SET EXERCISE: Each entry below should be returned exactly as is, with the pictures removed.

#### ROWS

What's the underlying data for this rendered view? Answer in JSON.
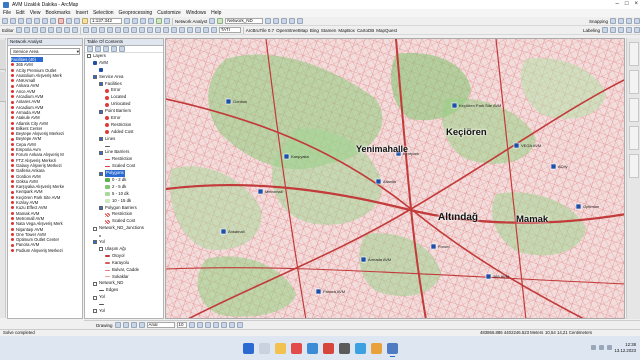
{
  "window": {
    "title": "AVM Uzaklık Dakika - ArcMap"
  },
  "menu": [
    "File",
    "Edit",
    "View",
    "Bookmarks",
    "Insert",
    "Selection",
    "Geoprocessing",
    "Customize",
    "Windows",
    "Help"
  ],
  "toolbar": {
    "scale": "1:137.342",
    "network_analyst_label": "Network Analyst",
    "network_dataset": "Network_ND",
    "georeferencing_layer": "TATI",
    "arcbrutile": "ArcBruTile 0.7",
    "osm": "OpenStreetMap",
    "bing": "Bing",
    "stamen": "Stamen",
    "mapbox": "MapBox",
    "cartodb": "CartoDB",
    "mapquest": "MapQuest",
    "snapping": "Snapping",
    "labeling": "Labeling",
    "editor": "Editor",
    "font": "Arial",
    "font_size": "10"
  },
  "network_analyst_panel": {
    "title": "Network Analyst",
    "selected_layer": "Service Area",
    "facilities_header": "Facilities (40)",
    "facilities": [
      "365 AVM",
      "ACity Premium Outlet",
      "Anatolium Alışveriş Merk",
      "ANKAmall",
      "Ankara AVM",
      "Ance AVM",
      "Arcadium AVM",
      "Antares AVM",
      "Arcadium AVM",
      "Armada AVM",
      "Atakule AVM",
      "Atlantis City AVM",
      "Bilkent Center",
      "Beytepe Alışveriş Merkezi",
      "Beytepe AVM",
      "Cepa AVM",
      "Emporia Avm",
      "Forum Ankara Alışveriş M",
      "FTZ Alışveriş Merkezi",
      "Galaxy Alışveriş Merkezi",
      "Galleria Ankara",
      "Gordion AVM",
      "Göksu AVM",
      "Karşıyaka Alışveriş Merke",
      "Kentpark AVM",
      "Keçiören Park Site AVM",
      "Kızılay AVM",
      "Kuzu Effect AVM",
      "Mamak AVM",
      "Metromall AVM",
      "Nata Vega Alışveriş Merk",
      "Nişantaşı AVM",
      "One Tower AVM",
      "Optimum Outlet Center",
      "Panora AVM",
      "Podium Alışveriş Merkezi"
    ],
    "status": "Solve completed"
  },
  "toc": {
    "title": "Table Of Contents",
    "items": [
      {
        "label": "Layers",
        "level": 0,
        "check": false,
        "sym": ""
      },
      {
        "label": "AVM",
        "level": 1,
        "check": true,
        "sym": "pin"
      },
      {
        "label": "",
        "level": 2,
        "check": false,
        "sym": "pin"
      },
      {
        "label": "Service Area",
        "level": 1,
        "check": true,
        "sym": ""
      },
      {
        "label": "Facilities",
        "level": 2,
        "check": true,
        "sym": ""
      },
      {
        "label": "Error",
        "level": 3,
        "check": false,
        "sym": "red"
      },
      {
        "label": "Located",
        "level": 3,
        "check": false,
        "sym": "red"
      },
      {
        "label": "Unlocated",
        "level": 3,
        "check": false,
        "sym": "red"
      },
      {
        "label": "Point Barriers",
        "level": 2,
        "check": true,
        "sym": ""
      },
      {
        "label": "Error",
        "level": 3,
        "check": false,
        "sym": "red"
      },
      {
        "label": "Restriction",
        "level": 3,
        "check": false,
        "sym": "red"
      },
      {
        "label": "Added Cost",
        "level": 3,
        "check": false,
        "sym": "red"
      },
      {
        "label": "Lines",
        "level": 2,
        "check": true,
        "sym": ""
      },
      {
        "label": "",
        "level": 3,
        "check": false,
        "sym": "line"
      },
      {
        "label": "Line Barriers",
        "level": 2,
        "check": true,
        "sym": ""
      },
      {
        "label": "Restriction",
        "level": 3,
        "check": false,
        "sym": "redline"
      },
      {
        "label": "Scaled Cost",
        "level": 3,
        "check": false,
        "sym": "redline"
      },
      {
        "label": "Polygons",
        "level": 2,
        "check": true,
        "sym": "",
        "highlight": true
      },
      {
        "label": "0 - 2 dk",
        "level": 3,
        "check": false,
        "sym": "green1"
      },
      {
        "label": "2 - 5 dk",
        "level": 3,
        "check": false,
        "sym": "green2"
      },
      {
        "label": "5 - 10 dk",
        "level": 3,
        "check": false,
        "sym": "green3"
      },
      {
        "label": "10 - 15 dk",
        "level": 3,
        "check": false,
        "sym": "green4"
      },
      {
        "label": "Polygon Barriers",
        "level": 2,
        "check": true,
        "sym": ""
      },
      {
        "label": "Restriction",
        "level": 3,
        "check": false,
        "sym": "hatch"
      },
      {
        "label": "Scaled Cost",
        "level": 3,
        "check": false,
        "sym": "hatch"
      },
      {
        "label": "Network_ND_Junctions",
        "level": 1,
        "check": false,
        "sym": ""
      },
      {
        "label": "",
        "level": 2,
        "check": false,
        "sym": "dot"
      },
      {
        "label": "Yol",
        "level": 1,
        "check": true,
        "sym": ""
      },
      {
        "label": "Ulaşım Ağı",
        "level": 2,
        "check": false,
        "sym": ""
      },
      {
        "label": "Otoyol",
        "level": 3,
        "check": false,
        "sym": "road1"
      },
      {
        "label": "Karayolu",
        "level": 3,
        "check": false,
        "sym": "road2"
      },
      {
        "label": "Bulvar, Cadde",
        "level": 3,
        "check": false,
        "sym": "road3"
      },
      {
        "label": "Sokaklar",
        "level": 3,
        "check": false,
        "sym": "road4"
      },
      {
        "label": "Network_ND",
        "level": 1,
        "check": false,
        "sym": ""
      },
      {
        "label": "Edges",
        "level": 2,
        "check": false,
        "sym": "line"
      },
      {
        "label": "Yol",
        "level": 1,
        "check": false,
        "sym": ""
      },
      {
        "label": "",
        "level": 2,
        "check": false,
        "sym": "line"
      },
      {
        "label": "Yol",
        "level": 1,
        "check": false,
        "sym": ""
      }
    ]
  },
  "map": {
    "labels": [
      {
        "text": "Keçiören",
        "cls": "big"
      },
      {
        "text": "Yenimahalle",
        "cls": "big"
      },
      {
        "text": "Altındağ",
        "cls": "big"
      },
      {
        "text": "Mamak",
        "cls": "big"
      }
    ],
    "pins": [
      "Keçiören Park Site AVM",
      "VEGA AVM",
      "Karşıyaka",
      "Gordion",
      "Atlantis",
      "Armada AVM",
      "Panora AVM",
      "ACity",
      "Optimum",
      "Metromall",
      "Ankamall",
      "Forum",
      "365 AVM",
      "Kentpark"
    ]
  },
  "drawing": {
    "label": "Drawing",
    "font": "Arial",
    "size": "10"
  },
  "status": {
    "left": "Solve completed",
    "coords": "483866.886 4402246.523 Meters",
    "page": "10,54 14,21 Centimeters"
  },
  "clock": {
    "time": "12:38",
    "date": "13.12.2023"
  },
  "colors": {
    "map_bg": "#f2d9d9",
    "zone_green": "#a7d79a",
    "road": "#d85c5c",
    "selection": "#2b6bd1"
  }
}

########

ANSWER FOR THE TASK:
What's the underlying data for this rendered view? Answer in JSON.
{
  "window": {
    "title": "AVM Uzaklık Dakika - ArcMap"
  },
  "menu": [
    "File",
    "Edit",
    "View",
    "Bookmarks",
    "Insert",
    "Selection",
    "Geoprocessing",
    "Customize",
    "Windows",
    "Help"
  ],
  "toolbar": {
    "scale": "1:137.342",
    "network_analyst_label": "Network Analyst",
    "network_dataset": "Network_ND",
    "georeferencing_layer": "TATI",
    "arcbrutile": "ArcBruTile 0.7",
    "osm": "OpenStreetMap",
    "bing": "Bing",
    "stamen": "Stamen",
    "mapbox": "MapBox",
    "cartodb": "CartoDB",
    "mapquest": "MapQuest",
    "snapping": "Snapping",
    "labeling": "Labeling",
    "editor": "Editor",
    "font": "Arial",
    "font_size": "10"
  },
  "network_analyst_panel": {
    "title": "Network Analyst",
    "selected_layer": "Service Area",
    "facilities_header": "Facilities (40)",
    "facilities": [
      "365 AVM",
      "ACity Premium Outlet",
      "Anatolium Alışveriş Merk",
      "ANKAmall",
      "Ankara AVM",
      "Ance AVM",
      "Arcadium AVM",
      "Antares AVM",
      "Arcadium AVM",
      "Armada AVM",
      "Atakule AVM",
      "Atlantis City AVM",
      "Bilkent Center",
      "Beytepe Alışveriş Merkezi",
      "Beytepe AVM",
      "Cepa AVM",
      "Emporia Avm",
      "Forum Ankara Alışveriş M",
      "FTZ Alışveriş Merkezi",
      "Galaxy Alışveriş Merkezi",
      "Galleria Ankara",
      "Gordion AVM",
      "Göksu AVM",
      "Karşıyaka Alışveriş Merke",
      "Kentpark AVM",
      "Keçiören Park Site AVM",
      "Kızılay AVM",
      "Kuzu Effect AVM",
      "Mamak AVM",
      "Metromall AVM",
      "Nata Vega Alışveriş Merk",
      "Nişantaşı AVM",
      "One Tower AVM",
      "Optimum Outlet Center",
      "Panora AVM",
      "Podium Alışveriş Merkezi"
    ],
    "status": "Solve completed"
  },
  "toc": {
    "title": "Table Of Contents",
    "items": [
      {
        "label": "Layers",
        "level": 0,
        "check": false,
        "sym": ""
      },
      {
        "label": "AVM",
        "level": 1,
        "check": true,
        "sym": "pin"
      },
      {
        "label": "",
        "level": 2,
        "check": false,
        "sym": "pin"
      },
      {
        "label": "Service Area",
        "level": 1,
        "check": true,
        "sym": ""
      },
      {
        "label": "Facilities",
        "level": 2,
        "check": true,
        "sym": ""
      },
      {
        "label": "Error",
        "level": 3,
        "check": false,
        "sym": "red"
      },
      {
        "label": "Located",
        "level": 3,
        "check": false,
        "sym": "red"
      },
      {
        "label": "Unlocated",
        "level": 3,
        "check": false,
        "sym": "red"
      },
      {
        "label": "Point Barriers",
        "level": 2,
        "check": true,
        "sym": ""
      },
      {
        "label": "Error",
        "level": 3,
        "check": false,
        "sym": "red"
      },
      {
        "label": "Restriction",
        "level": 3,
        "check": false,
        "sym": "red"
      },
      {
        "label": "Added Cost",
        "level": 3,
        "check": false,
        "sym": "red"
      },
      {
        "label": "Lines",
        "level": 2,
        "check": true,
        "sym": ""
      },
      {
        "label": "",
        "level": 3,
        "check": false,
        "sym": "line"
      },
      {
        "label": "Line Barriers",
        "level": 2,
        "check": true,
        "sym": ""
      },
      {
        "label": "Restriction",
        "level": 3,
        "check": false,
        "sym": "redline"
      },
      {
        "label": "Scaled Cost",
        "level": 3,
        "check": false,
        "sym": "redline"
      },
      {
        "label": "Polygons",
        "level": 2,
        "check": true,
        "sym": "",
        "highlight": true
      },
      {
        "label": "0 - 2 dk",
        "level": 3,
        "check": false,
        "sym": "green1"
      },
      {
        "label": "2 - 5 dk",
        "level": 3,
        "check": false,
        "sym": "green2"
      },
      {
        "label": "5 - 10 dk",
        "level": 3,
        "check": false,
        "sym": "green3"
      },
      {
        "label": "10 - 15 dk",
        "level": 3,
        "check": false,
        "sym": "green4"
      },
      {
        "label": "Polygon Barriers",
        "level": 2,
        "check": true,
        "sym": ""
      },
      {
        "label": "Restriction",
        "level": 3,
        "check": false,
        "sym": "hatch"
      },
      {
        "label": "Scaled Cost",
        "level": 3,
        "check": false,
        "sym": "hatch"
      },
      {
        "label": "Network_ND_Junctions",
        "level": 1,
        "check": false,
        "sym": ""
      },
      {
        "label": "",
        "level": 2,
        "check": false,
        "sym": "dot"
      },
      {
        "label": "Yol",
        "level": 1,
        "check": true,
        "sym": ""
      },
      {
        "label": "Ulaşım Ağı",
        "level": 2,
        "check": false,
        "sym": ""
      },
      {
        "label": "Otoyol",
        "level": 3,
        "check": false,
        "sym": "road1"
      },
      {
        "label": "Karayolu",
        "level": 3,
        "check": false,
        "sym": "road2"
      },
      {
        "label": "Bulvar, Cadde",
        "level": 3,
        "check": false,
        "sym": "road3"
      },
      {
        "label": "Sokaklar",
        "level": 3,
        "check": false,
        "sym": "road4"
      },
      {
        "label": "Network_ND",
        "level": 1,
        "check": false,
        "sym": ""
      },
      {
        "label": "Edges",
        "level": 2,
        "check": false,
        "sym": "line"
      },
      {
        "label": "Yol",
        "level": 1,
        "check": false,
        "sym": ""
      },
      {
        "label": "",
        "level": 2,
        "check": false,
        "sym": "line"
      },
      {
        "label": "Yol",
        "level": 1,
        "check": false,
        "sym": ""
      }
    ]
  },
  "map": {
    "labels": [
      {
        "text": "Keçiören",
        "cls": "big"
      },
      {
        "text": "Yenimahalle",
        "cls": "big"
      },
      {
        "text": "Altındağ",
        "cls": "big"
      },
      {
        "text": "Mamak",
        "cls": "big"
      }
    ],
    "pins": [
      "Keçiören Park Site AVM",
      "VEGA AVM",
      "Karşıyaka",
      "Gordion",
      "Atlantis",
      "Armada AVM",
      "Panora AVM",
      "ACity",
      "Optimum",
      "Metromall",
      "Ankamall",
      "Forum",
      "365 AVM",
      "Kentpark"
    ]
  },
  "drawing": {
    "label": "Drawing",
    "font": "Arial",
    "size": "10"
  },
  "status": {
    "left": "Solve completed",
    "coords": "483866.886 4402246.523 Meters",
    "page": "10,54 14,21 Centimeters"
  },
  "clock": {
    "time": "12:38",
    "date": "13.12.2023"
  },
  "colors": {
    "map_bg": "#f2d9d9",
    "zone_green": "#a7d79a",
    "road": "#d85c5c",
    "selection": "#2b6bd1"
  }
}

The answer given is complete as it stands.